- AIM: Print the listing that follows, character for character.

- DATA FOR THIS TASK:

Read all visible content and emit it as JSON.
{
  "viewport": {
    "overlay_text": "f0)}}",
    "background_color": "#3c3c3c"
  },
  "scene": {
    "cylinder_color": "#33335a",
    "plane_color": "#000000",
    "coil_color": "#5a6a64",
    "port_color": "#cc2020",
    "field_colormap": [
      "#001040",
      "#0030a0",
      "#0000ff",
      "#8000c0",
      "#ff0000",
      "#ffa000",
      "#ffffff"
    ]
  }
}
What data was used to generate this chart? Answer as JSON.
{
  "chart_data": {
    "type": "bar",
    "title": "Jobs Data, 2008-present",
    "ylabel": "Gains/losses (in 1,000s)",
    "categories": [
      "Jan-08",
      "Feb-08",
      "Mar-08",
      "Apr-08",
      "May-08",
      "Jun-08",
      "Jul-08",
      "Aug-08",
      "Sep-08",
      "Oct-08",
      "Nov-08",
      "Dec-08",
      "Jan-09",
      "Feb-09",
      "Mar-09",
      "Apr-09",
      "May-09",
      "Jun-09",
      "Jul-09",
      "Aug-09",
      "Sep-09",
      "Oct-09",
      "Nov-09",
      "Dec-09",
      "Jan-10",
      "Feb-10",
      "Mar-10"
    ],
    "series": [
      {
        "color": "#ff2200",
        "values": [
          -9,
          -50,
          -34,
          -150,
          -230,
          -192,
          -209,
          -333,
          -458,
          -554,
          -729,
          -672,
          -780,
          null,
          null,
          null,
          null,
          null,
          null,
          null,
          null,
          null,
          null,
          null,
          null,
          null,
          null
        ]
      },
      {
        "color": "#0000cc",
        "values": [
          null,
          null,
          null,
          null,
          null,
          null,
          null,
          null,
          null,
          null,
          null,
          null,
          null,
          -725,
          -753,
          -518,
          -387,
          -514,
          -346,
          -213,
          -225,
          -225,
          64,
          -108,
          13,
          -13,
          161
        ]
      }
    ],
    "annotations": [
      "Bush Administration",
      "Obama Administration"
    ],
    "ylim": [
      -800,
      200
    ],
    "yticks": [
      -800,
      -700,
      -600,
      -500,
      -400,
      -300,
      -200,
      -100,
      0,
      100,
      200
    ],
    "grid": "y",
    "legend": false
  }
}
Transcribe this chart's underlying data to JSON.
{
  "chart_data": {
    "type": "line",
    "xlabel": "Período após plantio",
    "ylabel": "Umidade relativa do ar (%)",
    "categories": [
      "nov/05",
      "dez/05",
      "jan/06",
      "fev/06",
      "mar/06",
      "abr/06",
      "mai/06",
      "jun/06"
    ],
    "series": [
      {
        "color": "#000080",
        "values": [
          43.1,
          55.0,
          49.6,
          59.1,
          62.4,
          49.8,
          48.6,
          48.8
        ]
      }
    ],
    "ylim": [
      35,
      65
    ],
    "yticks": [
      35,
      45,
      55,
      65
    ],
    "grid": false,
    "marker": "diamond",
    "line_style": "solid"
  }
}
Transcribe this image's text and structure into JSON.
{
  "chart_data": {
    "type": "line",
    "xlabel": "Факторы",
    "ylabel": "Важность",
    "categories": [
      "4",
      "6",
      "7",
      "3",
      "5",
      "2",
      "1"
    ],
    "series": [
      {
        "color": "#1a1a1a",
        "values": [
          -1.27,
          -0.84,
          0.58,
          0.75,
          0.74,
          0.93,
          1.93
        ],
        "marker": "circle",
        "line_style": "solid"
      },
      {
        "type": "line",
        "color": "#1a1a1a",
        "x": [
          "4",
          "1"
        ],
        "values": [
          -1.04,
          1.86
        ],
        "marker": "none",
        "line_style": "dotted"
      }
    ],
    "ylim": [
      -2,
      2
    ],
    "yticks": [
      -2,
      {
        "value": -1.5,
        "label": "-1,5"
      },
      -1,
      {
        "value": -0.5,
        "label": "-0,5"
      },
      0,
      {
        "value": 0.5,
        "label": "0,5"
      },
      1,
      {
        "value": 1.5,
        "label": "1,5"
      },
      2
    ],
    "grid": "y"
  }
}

- WRITTEN ANSWER:
Read all visible content and emit it as JSON.
{
  "viewport": {
    "overlay_text": "f0)}}",
    "background_color": "#3c3c3c"
  },
  "scene": {
    "cylinder_color": "#33335a",
    "plane_color": "#000000",
    "coil_color": "#5a6a64",
    "port_color": "#cc2020",
    "field_colormap": [
      "#001040",
      "#0030a0",
      "#0000ff",
      "#8000c0",
      "#ff0000",
      "#ffa000",
      "#ffffff"
    ]
  }
}
What data was used to generate this chart? Answer as JSON.
{
  "chart_data": {
    "type": "bar",
    "title": "Jobs Data, 2008-present",
    "ylabel": "Gains/losses (in 1,000s)",
    "categories": [
      "Jan-08",
      "Feb-08",
      "Mar-08",
      "Apr-08",
      "May-08",
      "Jun-08",
      "Jul-08",
      "Aug-08",
      "Sep-08",
      "Oct-08",
      "Nov-08",
      "Dec-08",
      "Jan-09",
      "Feb-09",
      "Mar-09",
      "Apr-09",
      "May-09",
      "Jun-09",
      "Jul-09",
      "Aug-09",
      "Sep-09",
      "Oct-09",
      "Nov-09",
      "Dec-09",
      "Jan-10",
      "Feb-10",
      "Mar-10"
    ],
    "series": [
      {
        "color": "#ff2200",
        "values": [
          -9,
          -50,
          -34,
          -150,
          -230,
          -192,
          -209,
          -333,
          -458,
          -554,
          -729,
          -672,
          -780,
          null,
          null,
          null,
          null,
          null,
          null,
          null,
          null,
          null,
          null,
          null,
          null,
          null,
          null
        ]
      },
      {
        "color": "#0000cc",
        "values": [
          null,
          null,
          null,
          null,
          null,
          null,
          null,
          null,
          null,
          null,
          null,
          null,
          null,
          -725,
          -753,
          -518,
          -387,
          -514,
          -346,
          -213,
          -225,
          -225,
          64,
          -108,
          13,
          -13,
          161
        ]
      }
    ],
    "annotations": [
      "Bush Administration",
      "Obama Administration"
    ],
    "ylim": [
      -800,
      200
    ],
    "yticks": [
      -800,
      -700,
      -600,
      -500,
      -400,
      -300,
      -200,
      -100,
      0,
      100,
      200
    ],
    "grid": "y",
    "legend": false
  }
}
Transcribe this chart's underlying data to JSON.
{
  "chart_data": {
    "type": "line",
    "xlabel": "Período após plantio",
    "ylabel": "Umidade relativa do ar (%)",
    "categories": [
      "nov/05",
      "dez/05",
      "jan/06",
      "fev/06",
      "mar/06",
      "abr/06",
      "mai/06",
      "jun/06"
    ],
    "series": [
      {
        "color": "#000080",
        "values": [
          43.1,
          55.0,
          49.6,
          59.1,
          62.4,
          49.8,
          48.6,
          48.8
        ]
      }
    ],
    "ylim": [
      35,
      65
    ],
    "yticks": [
      35,
      45,
      55,
      65
    ],
    "grid": false,
    "marker": "diamond",
    "line_style": "solid"
  }
}
Transcribe this image's text and structure into JSON.
{
  "chart_data": {
    "type": "line",
    "xlabel": "Факторы",
    "ylabel": "Важность",
    "categories": [
      "4",
      "6",
      "7",
      "3",
      "5",
      "2",
      "1"
    ],
    "series": [
      {
        "color": "#1a1a1a",
        "values": [
          -1.27,
          -0.84,
          0.58,
          0.75,
          0.74,
          0.93,
          1.93
        ],
        "marker": "circle",
        "line_style": "solid"
      },
      {
        "type": "line",
        "color": "#1a1a1a",
        "x": [
          "4",
          "1"
        ],
        "values": [
          -1.04,
          1.86
        ],
        "marker": "none",
        "line_style": "dotted"
      }
    ],
    "ylim": [
      -2,
      2
    ],
    "yticks": [
      -2,
      {
        "value": -1.5,
        "label": "-1,5"
      },
      -1,
      {
        "value": -0.5,
        "label": "-0,5"
      },
      0,
      {
        "value": 0.5,
        "label": "0,5"
      },
      1,
      {
        "value": 1.5,
        "label": "1,5"
      },
      2
    ],
    "grid": "y"
  }
}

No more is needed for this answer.